Stored data:
++++++

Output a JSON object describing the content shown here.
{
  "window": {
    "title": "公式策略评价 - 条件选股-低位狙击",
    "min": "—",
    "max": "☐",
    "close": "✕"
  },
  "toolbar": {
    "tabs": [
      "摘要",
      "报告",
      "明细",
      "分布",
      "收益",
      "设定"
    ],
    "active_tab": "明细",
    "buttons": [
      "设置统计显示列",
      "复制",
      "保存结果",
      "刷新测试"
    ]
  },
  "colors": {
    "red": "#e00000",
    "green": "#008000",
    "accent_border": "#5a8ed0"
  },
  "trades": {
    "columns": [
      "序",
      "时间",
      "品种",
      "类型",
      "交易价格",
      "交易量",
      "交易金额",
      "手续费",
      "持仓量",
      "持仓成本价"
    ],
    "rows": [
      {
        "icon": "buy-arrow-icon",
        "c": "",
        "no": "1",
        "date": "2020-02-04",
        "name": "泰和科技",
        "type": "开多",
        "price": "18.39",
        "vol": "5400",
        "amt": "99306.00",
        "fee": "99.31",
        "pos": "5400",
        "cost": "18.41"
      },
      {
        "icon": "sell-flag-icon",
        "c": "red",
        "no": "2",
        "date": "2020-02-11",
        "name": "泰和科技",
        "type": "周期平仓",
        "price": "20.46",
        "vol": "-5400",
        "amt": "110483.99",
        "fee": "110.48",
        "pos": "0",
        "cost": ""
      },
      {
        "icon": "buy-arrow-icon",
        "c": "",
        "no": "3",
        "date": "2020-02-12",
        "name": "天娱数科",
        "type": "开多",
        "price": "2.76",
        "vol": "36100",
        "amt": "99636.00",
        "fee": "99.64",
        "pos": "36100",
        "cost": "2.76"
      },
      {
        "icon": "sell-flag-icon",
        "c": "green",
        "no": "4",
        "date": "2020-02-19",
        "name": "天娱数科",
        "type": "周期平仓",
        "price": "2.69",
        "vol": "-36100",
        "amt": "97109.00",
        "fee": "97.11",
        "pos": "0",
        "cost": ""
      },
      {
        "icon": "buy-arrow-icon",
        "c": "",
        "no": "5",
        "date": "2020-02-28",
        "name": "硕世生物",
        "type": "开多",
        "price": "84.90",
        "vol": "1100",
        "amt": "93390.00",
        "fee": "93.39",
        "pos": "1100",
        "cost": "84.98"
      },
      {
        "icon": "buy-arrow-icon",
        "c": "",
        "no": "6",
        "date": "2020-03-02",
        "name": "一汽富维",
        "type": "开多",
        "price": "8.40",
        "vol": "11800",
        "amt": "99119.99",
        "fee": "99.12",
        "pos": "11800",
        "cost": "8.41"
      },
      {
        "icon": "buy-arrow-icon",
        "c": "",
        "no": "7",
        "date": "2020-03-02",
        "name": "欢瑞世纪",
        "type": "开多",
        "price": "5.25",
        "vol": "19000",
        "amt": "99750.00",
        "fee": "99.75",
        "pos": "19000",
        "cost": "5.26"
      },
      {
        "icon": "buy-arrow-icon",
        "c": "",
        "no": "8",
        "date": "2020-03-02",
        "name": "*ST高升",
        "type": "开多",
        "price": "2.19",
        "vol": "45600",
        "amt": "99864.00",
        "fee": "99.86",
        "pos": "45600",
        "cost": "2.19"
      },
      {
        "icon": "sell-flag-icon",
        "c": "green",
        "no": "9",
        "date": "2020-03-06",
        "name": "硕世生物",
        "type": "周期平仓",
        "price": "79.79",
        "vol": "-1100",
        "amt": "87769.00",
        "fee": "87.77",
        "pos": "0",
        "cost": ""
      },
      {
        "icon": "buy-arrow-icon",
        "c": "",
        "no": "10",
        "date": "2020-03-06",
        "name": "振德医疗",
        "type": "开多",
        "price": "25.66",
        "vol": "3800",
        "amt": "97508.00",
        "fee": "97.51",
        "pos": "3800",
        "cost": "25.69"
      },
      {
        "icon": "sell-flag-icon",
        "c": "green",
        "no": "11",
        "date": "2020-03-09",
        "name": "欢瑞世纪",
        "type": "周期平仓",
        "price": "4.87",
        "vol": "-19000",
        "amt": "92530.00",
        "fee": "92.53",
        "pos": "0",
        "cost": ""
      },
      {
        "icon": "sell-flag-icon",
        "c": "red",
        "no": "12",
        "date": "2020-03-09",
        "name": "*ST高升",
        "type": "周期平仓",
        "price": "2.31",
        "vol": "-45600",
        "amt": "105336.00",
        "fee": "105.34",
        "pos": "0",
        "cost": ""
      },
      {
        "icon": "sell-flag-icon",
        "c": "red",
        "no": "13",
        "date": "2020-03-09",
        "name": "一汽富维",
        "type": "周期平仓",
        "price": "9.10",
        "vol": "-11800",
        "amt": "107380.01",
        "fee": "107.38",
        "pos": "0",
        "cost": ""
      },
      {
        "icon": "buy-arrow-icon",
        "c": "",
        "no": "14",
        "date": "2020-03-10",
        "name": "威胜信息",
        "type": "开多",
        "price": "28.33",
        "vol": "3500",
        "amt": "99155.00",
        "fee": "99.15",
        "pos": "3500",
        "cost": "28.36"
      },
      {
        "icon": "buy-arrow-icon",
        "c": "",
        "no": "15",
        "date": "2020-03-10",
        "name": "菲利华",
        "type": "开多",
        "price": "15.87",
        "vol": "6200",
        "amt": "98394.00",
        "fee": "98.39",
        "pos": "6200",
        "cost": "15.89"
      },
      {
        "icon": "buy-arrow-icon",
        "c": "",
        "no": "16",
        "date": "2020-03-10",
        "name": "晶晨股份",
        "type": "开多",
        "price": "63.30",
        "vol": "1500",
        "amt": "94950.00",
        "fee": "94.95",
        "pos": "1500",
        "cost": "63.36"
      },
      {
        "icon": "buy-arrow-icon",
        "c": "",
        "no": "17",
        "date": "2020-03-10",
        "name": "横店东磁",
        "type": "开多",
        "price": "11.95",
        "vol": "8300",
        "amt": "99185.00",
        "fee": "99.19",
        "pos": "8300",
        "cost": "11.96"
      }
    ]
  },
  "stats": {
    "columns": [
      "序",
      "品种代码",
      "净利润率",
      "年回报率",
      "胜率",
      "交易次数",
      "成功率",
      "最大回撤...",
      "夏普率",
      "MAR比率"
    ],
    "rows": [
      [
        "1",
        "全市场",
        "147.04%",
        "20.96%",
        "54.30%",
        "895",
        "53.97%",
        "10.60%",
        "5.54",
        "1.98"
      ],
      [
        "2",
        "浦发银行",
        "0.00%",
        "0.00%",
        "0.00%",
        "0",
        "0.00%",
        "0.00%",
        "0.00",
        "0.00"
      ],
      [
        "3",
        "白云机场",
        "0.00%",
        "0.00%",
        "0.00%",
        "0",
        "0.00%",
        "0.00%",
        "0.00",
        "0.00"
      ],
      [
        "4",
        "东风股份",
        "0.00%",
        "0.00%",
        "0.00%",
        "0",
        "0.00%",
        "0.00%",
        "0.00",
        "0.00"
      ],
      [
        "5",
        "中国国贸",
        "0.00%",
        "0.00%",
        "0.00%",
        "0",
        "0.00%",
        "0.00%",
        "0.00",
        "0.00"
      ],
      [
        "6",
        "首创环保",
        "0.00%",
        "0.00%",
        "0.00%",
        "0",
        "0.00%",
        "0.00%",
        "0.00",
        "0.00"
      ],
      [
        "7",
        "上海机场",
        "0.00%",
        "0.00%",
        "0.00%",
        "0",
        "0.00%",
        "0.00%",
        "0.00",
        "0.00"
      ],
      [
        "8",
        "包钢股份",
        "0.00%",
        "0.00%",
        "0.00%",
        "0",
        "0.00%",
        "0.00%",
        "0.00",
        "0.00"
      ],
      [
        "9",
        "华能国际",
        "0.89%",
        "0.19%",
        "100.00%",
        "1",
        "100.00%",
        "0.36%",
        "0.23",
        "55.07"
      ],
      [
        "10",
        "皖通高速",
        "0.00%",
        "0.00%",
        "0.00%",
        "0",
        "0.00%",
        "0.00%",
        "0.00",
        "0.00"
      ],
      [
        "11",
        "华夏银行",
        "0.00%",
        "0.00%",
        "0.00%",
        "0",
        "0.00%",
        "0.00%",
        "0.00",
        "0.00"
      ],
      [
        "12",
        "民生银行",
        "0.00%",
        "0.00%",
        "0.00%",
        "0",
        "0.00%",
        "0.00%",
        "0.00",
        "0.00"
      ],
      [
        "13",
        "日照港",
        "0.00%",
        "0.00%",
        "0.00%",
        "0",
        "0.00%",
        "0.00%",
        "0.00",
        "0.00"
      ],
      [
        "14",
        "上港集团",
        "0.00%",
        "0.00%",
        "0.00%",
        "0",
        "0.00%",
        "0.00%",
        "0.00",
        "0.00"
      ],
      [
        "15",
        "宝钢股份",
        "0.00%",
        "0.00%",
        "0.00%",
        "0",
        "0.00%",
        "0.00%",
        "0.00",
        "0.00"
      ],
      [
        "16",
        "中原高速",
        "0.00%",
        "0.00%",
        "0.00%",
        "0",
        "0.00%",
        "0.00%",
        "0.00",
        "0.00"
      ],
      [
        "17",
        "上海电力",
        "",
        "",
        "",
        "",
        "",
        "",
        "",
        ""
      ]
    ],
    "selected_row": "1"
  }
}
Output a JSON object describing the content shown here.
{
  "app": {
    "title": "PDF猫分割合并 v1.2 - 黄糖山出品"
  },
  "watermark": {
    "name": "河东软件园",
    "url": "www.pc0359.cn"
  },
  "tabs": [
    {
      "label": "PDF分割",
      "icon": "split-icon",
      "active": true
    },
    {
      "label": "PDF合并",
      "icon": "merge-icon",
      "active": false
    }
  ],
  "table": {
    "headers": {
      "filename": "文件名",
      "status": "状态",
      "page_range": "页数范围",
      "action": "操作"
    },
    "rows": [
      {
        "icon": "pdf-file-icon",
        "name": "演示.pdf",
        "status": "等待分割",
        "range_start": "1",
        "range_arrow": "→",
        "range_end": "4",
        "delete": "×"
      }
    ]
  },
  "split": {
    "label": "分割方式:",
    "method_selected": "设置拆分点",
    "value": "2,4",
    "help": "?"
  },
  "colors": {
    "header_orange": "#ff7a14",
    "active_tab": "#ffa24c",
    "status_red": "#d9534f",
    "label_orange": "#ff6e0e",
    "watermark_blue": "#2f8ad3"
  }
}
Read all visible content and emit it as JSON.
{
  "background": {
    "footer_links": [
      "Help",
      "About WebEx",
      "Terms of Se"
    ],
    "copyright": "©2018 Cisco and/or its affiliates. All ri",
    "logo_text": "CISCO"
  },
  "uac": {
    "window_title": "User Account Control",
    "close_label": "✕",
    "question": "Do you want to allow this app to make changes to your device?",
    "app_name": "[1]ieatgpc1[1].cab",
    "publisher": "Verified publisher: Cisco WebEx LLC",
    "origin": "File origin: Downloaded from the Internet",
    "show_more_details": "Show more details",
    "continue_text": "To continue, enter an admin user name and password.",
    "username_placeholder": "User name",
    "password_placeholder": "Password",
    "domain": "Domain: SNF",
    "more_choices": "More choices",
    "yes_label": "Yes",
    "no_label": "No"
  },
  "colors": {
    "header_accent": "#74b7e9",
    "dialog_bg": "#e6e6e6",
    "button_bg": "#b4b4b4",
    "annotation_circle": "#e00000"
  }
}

++++++

* To be done: Print only the lines from the one with "Read all visible content and emit it as JSON." to the end of the records, both included.

* In response:
Read all visible content and emit it as JSON.
{
  "background": {
    "footer_links": [
      "Help",
      "About WebEx",
      "Terms of Se"
    ],
    "copyright": "©2018 Cisco and/or its affiliates. All ri",
    "logo_text": "CISCO"
  },
  "uac": {
    "window_title": "User Account Control",
    "close_label": "✕",
    "question": "Do you want to allow this app to make changes to your device?",
    "app_name": "[1]ieatgpc1[1].cab",
    "publisher": "Verified publisher: Cisco WebEx LLC",
    "origin": "File origin: Downloaded from the Internet",
    "show_more_details": "Show more details",
    "continue_text": "To continue, enter an admin user name and password.",
    "username_placeholder": "User name",
    "password_placeholder": "Password",
    "domain": "Domain: SNF",
    "more_choices": "More choices",
    "yes_label": "Yes",
    "no_label": "No"
  },
  "colors": {
    "header_accent": "#74b7e9",
    "dialog_bg": "#e6e6e6",
    "button_bg": "#b4b4b4",
    "annotation_circle": "#e00000"
  }
}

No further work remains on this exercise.